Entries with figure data
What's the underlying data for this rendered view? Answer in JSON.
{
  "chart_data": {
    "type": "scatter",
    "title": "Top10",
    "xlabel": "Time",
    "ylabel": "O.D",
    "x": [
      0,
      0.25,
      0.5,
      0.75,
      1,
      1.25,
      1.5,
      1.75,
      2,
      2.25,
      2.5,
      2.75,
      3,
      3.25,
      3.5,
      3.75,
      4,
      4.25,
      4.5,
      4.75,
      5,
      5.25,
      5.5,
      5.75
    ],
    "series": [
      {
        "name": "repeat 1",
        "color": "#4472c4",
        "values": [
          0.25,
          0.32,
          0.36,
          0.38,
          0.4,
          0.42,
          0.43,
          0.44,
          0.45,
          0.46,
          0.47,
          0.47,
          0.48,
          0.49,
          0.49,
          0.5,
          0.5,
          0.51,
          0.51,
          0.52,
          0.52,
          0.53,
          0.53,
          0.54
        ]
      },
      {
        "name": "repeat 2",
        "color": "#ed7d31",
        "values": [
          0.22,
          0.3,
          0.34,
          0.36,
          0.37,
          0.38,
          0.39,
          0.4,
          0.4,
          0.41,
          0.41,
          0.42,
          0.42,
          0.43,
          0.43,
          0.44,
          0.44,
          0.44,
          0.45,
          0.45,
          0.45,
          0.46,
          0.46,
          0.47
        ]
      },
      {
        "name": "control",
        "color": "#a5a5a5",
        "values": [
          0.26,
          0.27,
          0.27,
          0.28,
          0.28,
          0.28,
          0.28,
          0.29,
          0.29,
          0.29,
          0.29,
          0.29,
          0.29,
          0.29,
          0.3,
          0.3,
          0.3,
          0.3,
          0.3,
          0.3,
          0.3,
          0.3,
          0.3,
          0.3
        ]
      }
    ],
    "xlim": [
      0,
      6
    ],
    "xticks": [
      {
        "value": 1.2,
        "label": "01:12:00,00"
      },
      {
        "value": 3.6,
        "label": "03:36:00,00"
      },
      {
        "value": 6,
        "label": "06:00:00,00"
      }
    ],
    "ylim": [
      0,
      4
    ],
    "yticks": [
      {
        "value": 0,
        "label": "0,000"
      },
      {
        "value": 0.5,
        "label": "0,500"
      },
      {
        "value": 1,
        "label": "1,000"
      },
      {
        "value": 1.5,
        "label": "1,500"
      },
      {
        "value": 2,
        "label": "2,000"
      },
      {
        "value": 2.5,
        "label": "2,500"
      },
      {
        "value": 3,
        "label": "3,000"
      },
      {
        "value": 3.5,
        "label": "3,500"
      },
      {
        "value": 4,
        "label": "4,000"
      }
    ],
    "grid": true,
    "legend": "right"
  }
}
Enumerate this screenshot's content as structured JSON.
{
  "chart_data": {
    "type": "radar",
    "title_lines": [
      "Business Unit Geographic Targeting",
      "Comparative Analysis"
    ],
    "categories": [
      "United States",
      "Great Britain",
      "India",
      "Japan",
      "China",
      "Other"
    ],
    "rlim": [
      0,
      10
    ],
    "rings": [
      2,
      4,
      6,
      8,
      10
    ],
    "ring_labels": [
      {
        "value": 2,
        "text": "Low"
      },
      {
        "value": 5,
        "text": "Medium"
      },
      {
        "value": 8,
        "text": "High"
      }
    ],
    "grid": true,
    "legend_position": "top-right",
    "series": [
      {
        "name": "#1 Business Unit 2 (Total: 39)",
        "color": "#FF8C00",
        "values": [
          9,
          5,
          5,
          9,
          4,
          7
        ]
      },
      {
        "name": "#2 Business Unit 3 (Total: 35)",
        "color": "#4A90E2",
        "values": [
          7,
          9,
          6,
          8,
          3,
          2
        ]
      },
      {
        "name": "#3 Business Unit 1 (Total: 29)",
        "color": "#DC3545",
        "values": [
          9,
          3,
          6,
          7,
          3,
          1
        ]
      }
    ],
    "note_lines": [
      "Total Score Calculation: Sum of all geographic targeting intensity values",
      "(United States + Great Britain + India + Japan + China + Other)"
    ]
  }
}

— TASK BRIEF —
Copy the material above verbatim.

— SOLVED PROBLEM —
What's the underlying data for this rendered view? Answer in JSON.
{
  "chart_data": {
    "type": "scatter",
    "title": "Top10",
    "xlabel": "Time",
    "ylabel": "O.D",
    "x": [
      0,
      0.25,
      0.5,
      0.75,
      1,
      1.25,
      1.5,
      1.75,
      2,
      2.25,
      2.5,
      2.75,
      3,
      3.25,
      3.5,
      3.75,
      4,
      4.25,
      4.5,
      4.75,
      5,
      5.25,
      5.5,
      5.75
    ],
    "series": [
      {
        "name": "repeat 1",
        "color": "#4472c4",
        "values": [
          0.25,
          0.32,
          0.36,
          0.38,
          0.4,
          0.42,
          0.43,
          0.44,
          0.45,
          0.46,
          0.47,
          0.47,
          0.48,
          0.49,
          0.49,
          0.5,
          0.5,
          0.51,
          0.51,
          0.52,
          0.52,
          0.53,
          0.53,
          0.54
        ]
      },
      {
        "name": "repeat 2",
        "color": "#ed7d31",
        "values": [
          0.22,
          0.3,
          0.34,
          0.36,
          0.37,
          0.38,
          0.39,
          0.4,
          0.4,
          0.41,
          0.41,
          0.42,
          0.42,
          0.43,
          0.43,
          0.44,
          0.44,
          0.44,
          0.45,
          0.45,
          0.45,
          0.46,
          0.46,
          0.47
        ]
      },
      {
        "name": "control",
        "color": "#a5a5a5",
        "values": [
          0.26,
          0.27,
          0.27,
          0.28,
          0.28,
          0.28,
          0.28,
          0.29,
          0.29,
          0.29,
          0.29,
          0.29,
          0.29,
          0.29,
          0.3,
          0.3,
          0.3,
          0.3,
          0.3,
          0.3,
          0.3,
          0.3,
          0.3,
          0.3
        ]
      }
    ],
    "xlim": [
      0,
      6
    ],
    "xticks": [
      {
        "value": 1.2,
        "label": "01:12:00,00"
      },
      {
        "value": 3.6,
        "label": "03:36:00,00"
      },
      {
        "value": 6,
        "label": "06:00:00,00"
      }
    ],
    "ylim": [
      0,
      4
    ],
    "yticks": [
      {
        "value": 0,
        "label": "0,000"
      },
      {
        "value": 0.5,
        "label": "0,500"
      },
      {
        "value": 1,
        "label": "1,000"
      },
      {
        "value": 1.5,
        "label": "1,500"
      },
      {
        "value": 2,
        "label": "2,000"
      },
      {
        "value": 2.5,
        "label": "2,500"
      },
      {
        "value": 3,
        "label": "3,000"
      },
      {
        "value": 3.5,
        "label": "3,500"
      },
      {
        "value": 4,
        "label": "4,000"
      }
    ],
    "grid": true,
    "legend": "right"
  }
}
Enumerate this screenshot's content as structured JSON.
{
  "chart_data": {
    "type": "radar",
    "title_lines": [
      "Business Unit Geographic Targeting",
      "Comparative Analysis"
    ],
    "categories": [
      "United States",
      "Great Britain",
      "India",
      "Japan",
      "China",
      "Other"
    ],
    "rlim": [
      0,
      10
    ],
    "rings": [
      2,
      4,
      6,
      8,
      10
    ],
    "ring_labels": [
      {
        "value": 2,
        "text": "Low"
      },
      {
        "value": 5,
        "text": "Medium"
      },
      {
        "value": 8,
        "text": "High"
      }
    ],
    "grid": true,
    "legend_position": "top-right",
    "series": [
      {
        "name": "#1 Business Unit 2 (Total: 39)",
        "color": "#FF8C00",
        "values": [
          9,
          5,
          5,
          9,
          4,
          7
        ]
      },
      {
        "name": "#2 Business Unit 3 (Total: 35)",
        "color": "#4A90E2",
        "values": [
          7,
          9,
          6,
          8,
          3,
          2
        ]
      },
      {
        "name": "#3 Business Unit 1 (Total: 29)",
        "color": "#DC3545",
        "values": [
          9,
          3,
          6,
          7,
          3,
          1
        ]
      }
    ],
    "note_lines": [
      "Total Score Calculation: Sum of all geographic targeting intensity values",
      "(United States + Great Britain + India + Japan + China + Other)"
    ]
  }
}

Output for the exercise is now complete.